----- Provided records -----

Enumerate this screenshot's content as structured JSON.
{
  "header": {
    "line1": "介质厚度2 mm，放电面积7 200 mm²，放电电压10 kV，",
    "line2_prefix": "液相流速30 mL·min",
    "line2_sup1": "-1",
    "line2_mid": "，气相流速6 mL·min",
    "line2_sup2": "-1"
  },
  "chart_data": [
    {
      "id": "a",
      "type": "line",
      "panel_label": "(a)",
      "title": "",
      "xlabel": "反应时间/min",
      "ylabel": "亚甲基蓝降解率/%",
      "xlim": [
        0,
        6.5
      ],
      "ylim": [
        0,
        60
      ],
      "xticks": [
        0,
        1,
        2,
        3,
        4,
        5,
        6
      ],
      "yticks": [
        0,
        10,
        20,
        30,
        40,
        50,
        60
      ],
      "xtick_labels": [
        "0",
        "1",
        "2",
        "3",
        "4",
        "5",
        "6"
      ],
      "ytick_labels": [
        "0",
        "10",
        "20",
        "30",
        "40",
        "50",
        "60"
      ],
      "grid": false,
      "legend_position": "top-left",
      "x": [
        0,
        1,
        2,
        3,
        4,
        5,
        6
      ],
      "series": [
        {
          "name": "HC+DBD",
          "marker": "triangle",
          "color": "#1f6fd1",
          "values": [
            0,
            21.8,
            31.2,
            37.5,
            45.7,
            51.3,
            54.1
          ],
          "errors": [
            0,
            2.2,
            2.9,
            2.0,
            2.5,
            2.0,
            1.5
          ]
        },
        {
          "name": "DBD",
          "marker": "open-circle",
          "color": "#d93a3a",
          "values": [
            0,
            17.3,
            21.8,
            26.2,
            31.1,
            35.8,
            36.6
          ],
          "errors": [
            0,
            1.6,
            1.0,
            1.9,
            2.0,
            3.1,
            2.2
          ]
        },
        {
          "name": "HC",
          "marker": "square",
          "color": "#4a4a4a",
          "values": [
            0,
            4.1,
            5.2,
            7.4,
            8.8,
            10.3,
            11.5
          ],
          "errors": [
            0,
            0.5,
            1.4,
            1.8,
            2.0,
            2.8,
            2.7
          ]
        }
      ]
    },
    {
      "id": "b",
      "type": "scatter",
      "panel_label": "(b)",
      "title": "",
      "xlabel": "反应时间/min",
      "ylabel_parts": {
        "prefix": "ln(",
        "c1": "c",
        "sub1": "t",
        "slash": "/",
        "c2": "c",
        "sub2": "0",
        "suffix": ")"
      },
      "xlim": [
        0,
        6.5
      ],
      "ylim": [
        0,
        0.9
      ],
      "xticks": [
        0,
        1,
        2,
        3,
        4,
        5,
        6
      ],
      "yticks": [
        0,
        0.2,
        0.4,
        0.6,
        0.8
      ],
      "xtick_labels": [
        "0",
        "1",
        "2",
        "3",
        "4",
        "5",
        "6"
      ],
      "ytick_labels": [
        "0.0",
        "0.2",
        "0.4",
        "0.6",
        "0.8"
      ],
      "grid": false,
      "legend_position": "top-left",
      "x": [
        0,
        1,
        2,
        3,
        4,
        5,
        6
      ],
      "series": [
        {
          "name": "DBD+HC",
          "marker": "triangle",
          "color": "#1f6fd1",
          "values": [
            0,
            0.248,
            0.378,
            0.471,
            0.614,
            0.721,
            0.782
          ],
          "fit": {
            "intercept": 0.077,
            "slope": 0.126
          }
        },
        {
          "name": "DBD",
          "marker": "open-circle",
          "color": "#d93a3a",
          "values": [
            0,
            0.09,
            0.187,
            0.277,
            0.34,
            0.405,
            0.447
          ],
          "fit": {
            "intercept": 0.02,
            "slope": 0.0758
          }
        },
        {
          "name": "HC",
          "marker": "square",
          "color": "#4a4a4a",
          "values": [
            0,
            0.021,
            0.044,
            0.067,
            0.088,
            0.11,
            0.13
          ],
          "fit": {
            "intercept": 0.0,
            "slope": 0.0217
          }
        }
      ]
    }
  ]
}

-----
----- Provided records -----

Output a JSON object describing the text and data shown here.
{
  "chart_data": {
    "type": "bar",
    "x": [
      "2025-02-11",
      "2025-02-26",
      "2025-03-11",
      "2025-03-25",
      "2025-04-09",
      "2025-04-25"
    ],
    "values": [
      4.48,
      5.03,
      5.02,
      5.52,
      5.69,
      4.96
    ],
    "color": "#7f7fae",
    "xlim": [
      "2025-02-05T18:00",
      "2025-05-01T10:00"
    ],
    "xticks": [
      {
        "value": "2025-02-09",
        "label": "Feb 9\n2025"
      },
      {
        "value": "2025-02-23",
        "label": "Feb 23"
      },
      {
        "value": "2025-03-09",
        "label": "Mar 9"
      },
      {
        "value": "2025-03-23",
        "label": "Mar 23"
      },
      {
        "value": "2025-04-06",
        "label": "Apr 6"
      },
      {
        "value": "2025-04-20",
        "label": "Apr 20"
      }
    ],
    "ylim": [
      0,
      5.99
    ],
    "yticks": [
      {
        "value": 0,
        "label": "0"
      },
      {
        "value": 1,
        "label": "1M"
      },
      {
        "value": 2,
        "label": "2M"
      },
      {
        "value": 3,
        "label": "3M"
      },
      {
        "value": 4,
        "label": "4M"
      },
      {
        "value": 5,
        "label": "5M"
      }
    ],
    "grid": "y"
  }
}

-----

▶ The request
Check each line of the records for the string "JSON" and state how many lines contain it. Give only the number.

▶ Expected answer
2